▸ What needs to be done: Reproduce all the lines below exactly and omit the images.

(Data entries for graphics)
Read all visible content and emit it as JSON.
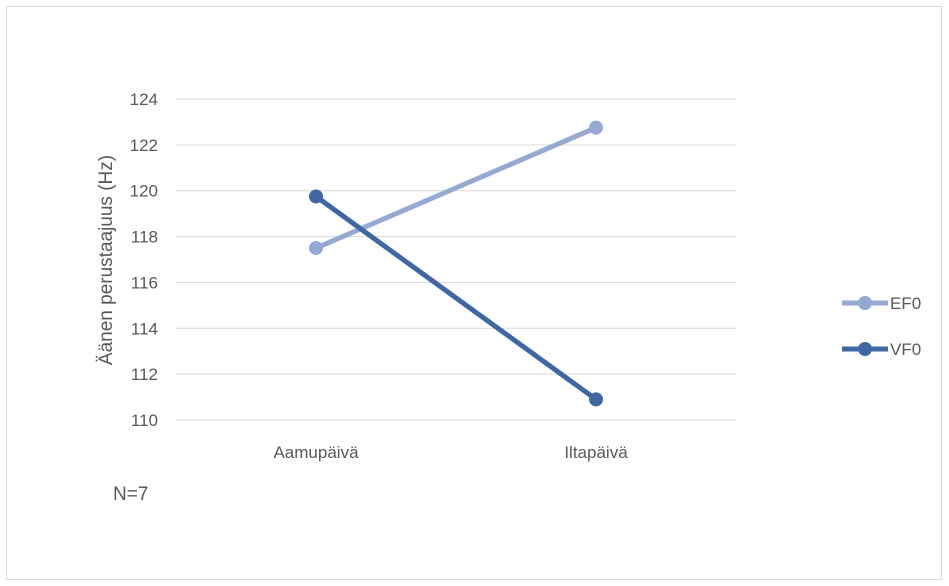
{
  "chart_data": {
    "type": "line",
    "categories": [
      "Aamupäivä",
      "Iltapäivä"
    ],
    "series": [
      {
        "name": "EF0",
        "values": [
          117.5,
          122.75
        ],
        "color": "#95a9d3"
      },
      {
        "name": "VF0",
        "values": [
          119.75,
          110.9
        ],
        "color": "#3e67a4"
      }
    ],
    "ylabel": "Äänen perustaajuus (Hz)",
    "ylim": [
      110,
      124
    ],
    "yticks": [
      "110",
      "112",
      "114",
      "116",
      "118",
      "120",
      "122",
      "124"
    ],
    "grid": true,
    "legend_position": "right"
  },
  "note": "N=7"
}
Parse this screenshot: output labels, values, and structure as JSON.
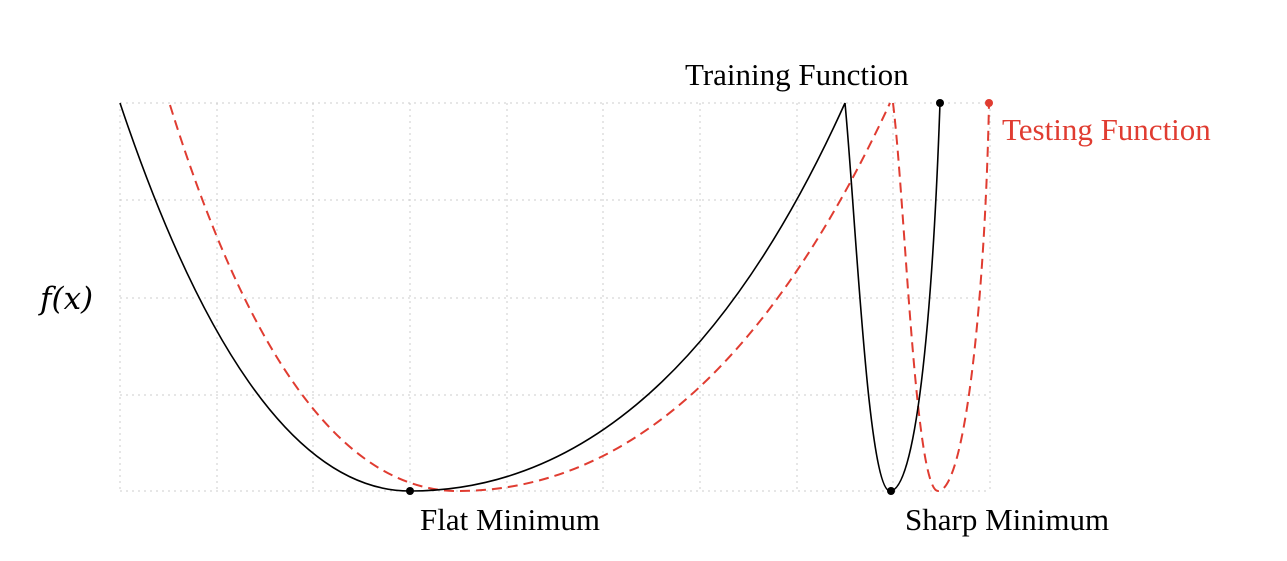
{
  "diagram": {
    "y_label": "f(x)",
    "training_label": "Training Function",
    "testing_label": "Testing Function",
    "flat_min_label": "Flat Minimum",
    "sharp_min_label": "Sharp Minimum"
  },
  "colors": {
    "training": "#000000",
    "testing": "#e03c31",
    "grid": "#cccccc"
  },
  "grid": true
}
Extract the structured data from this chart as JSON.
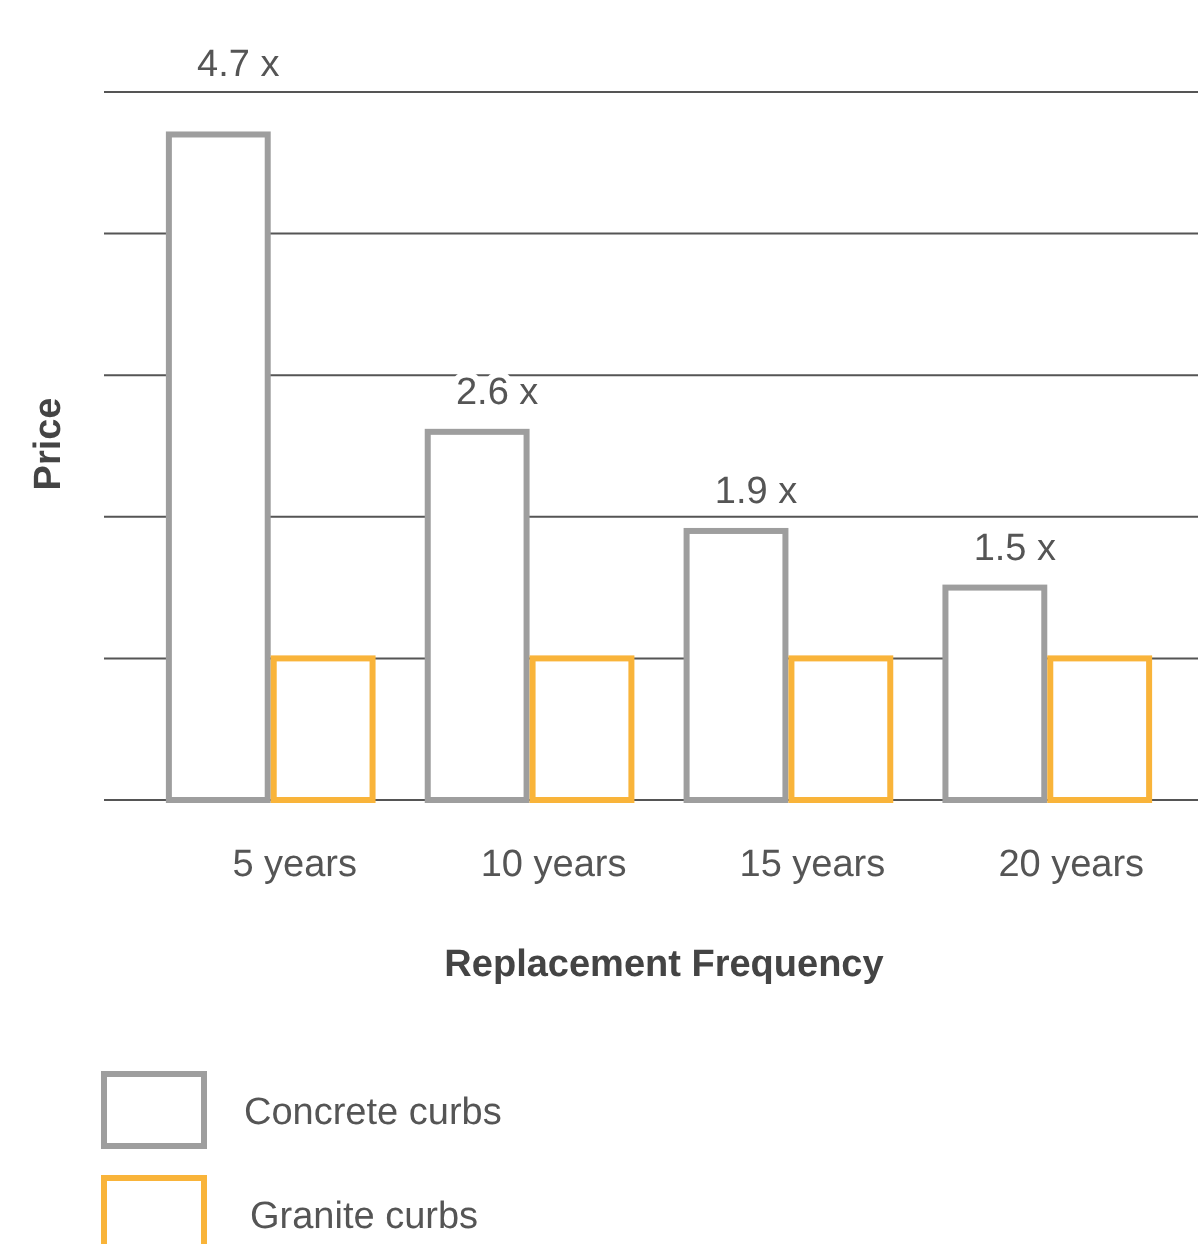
{
  "chart_data": {
    "type": "bar",
    "xlabel": "Replacement Frequency",
    "ylabel": "Price",
    "categories": [
      "5 years",
      "10 years",
      "15 years",
      "20 years"
    ],
    "series": [
      {
        "name": "Concrete curbs",
        "color": "#9e9e9e",
        "values": [
          4.7,
          2.6,
          1.9,
          1.5
        ],
        "value_labels": [
          "4.7 x",
          "2.6 x",
          "1.9 x",
          "1.5 x"
        ]
      },
      {
        "name": "Granite curbs",
        "color": "#f9b43a",
        "values": [
          1,
          1,
          1,
          1
        ]
      }
    ],
    "ylim": [
      0,
      5
    ],
    "yticks": [
      {
        "value": 0,
        "label": null
      },
      {
        "value": 1,
        "label": null
      },
      {
        "value": 2,
        "label": null
      },
      {
        "value": 3,
        "label": null
      },
      {
        "value": 4,
        "label": null
      },
      {
        "value": 5,
        "label": null
      }
    ],
    "tick_labels": "x",
    "grid": "y",
    "legend": "bottom"
  }
}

▸ Expected output:
Read all visible content and emit it as JSON.
{
  "chart_data": {
    "type": "line",
    "categories": [
      "Aamupäivä",
      "Iltapäivä"
    ],
    "series": [
      {
        "name": "EF0",
        "values": [
          117.5,
          122.75
        ],
        "color": "#95a9d3"
      },
      {
        "name": "VF0",
        "values": [
          119.75,
          110.9
        ],
        "color": "#3e67a4"
      }
    ],
    "ylabel": "Äänen perustaajuus (Hz)",
    "ylim": [
      110,
      124
    ],
    "yticks": [
      "110",
      "112",
      "114",
      "116",
      "118",
      "120",
      "122",
      "124"
    ],
    "grid": true,
    "legend_position": "right"
  },
  "note": "N=7"
}
Parse this screenshot: output labels, values, and structure as JSON.
{
  "diagram": {
    "y_label": "f(x)",
    "training_label": "Training Function",
    "testing_label": "Testing Function",
    "flat_min_label": "Flat Minimum",
    "sharp_min_label": "Sharp Minimum"
  },
  "colors": {
    "training": "#000000",
    "testing": "#e03c31",
    "grid": "#cccccc"
  },
  "grid": true
}
Extract the structured data from this chart as JSON.
{
  "chart_data": {
    "type": "bar",
    "xlabel": "Replacement Frequency",
    "ylabel": "Price",
    "categories": [
      "5 years",
      "10 years",
      "15 years",
      "20 years"
    ],
    "series": [
      {
        "name": "Concrete curbs",
        "color": "#9e9e9e",
        "values": [
          4.7,
          2.6,
          1.9,
          1.5
        ],
        "value_labels": [
          "4.7 x",
          "2.6 x",
          "1.9 x",
          "1.5 x"
        ]
      },
      {
        "name": "Granite curbs",
        "color": "#f9b43a",
        "values": [
          1,
          1,
          1,
          1
        ]
      }
    ],
    "ylim": [
      0,
      5
    ],
    "yticks": [
      {
        "value": 0,
        "label": null
      },
      {
        "value": 1,
        "label": null
      },
      {
        "value": 2,
        "label": null
      },
      {
        "value": 3,
        "label": null
      },
      {
        "value": 4,
        "label": null
      },
      {
        "value": 5,
        "label": null
      }
    ],
    "tick_labels": "x",
    "grid": "y",
    "legend": "bottom"
  }
}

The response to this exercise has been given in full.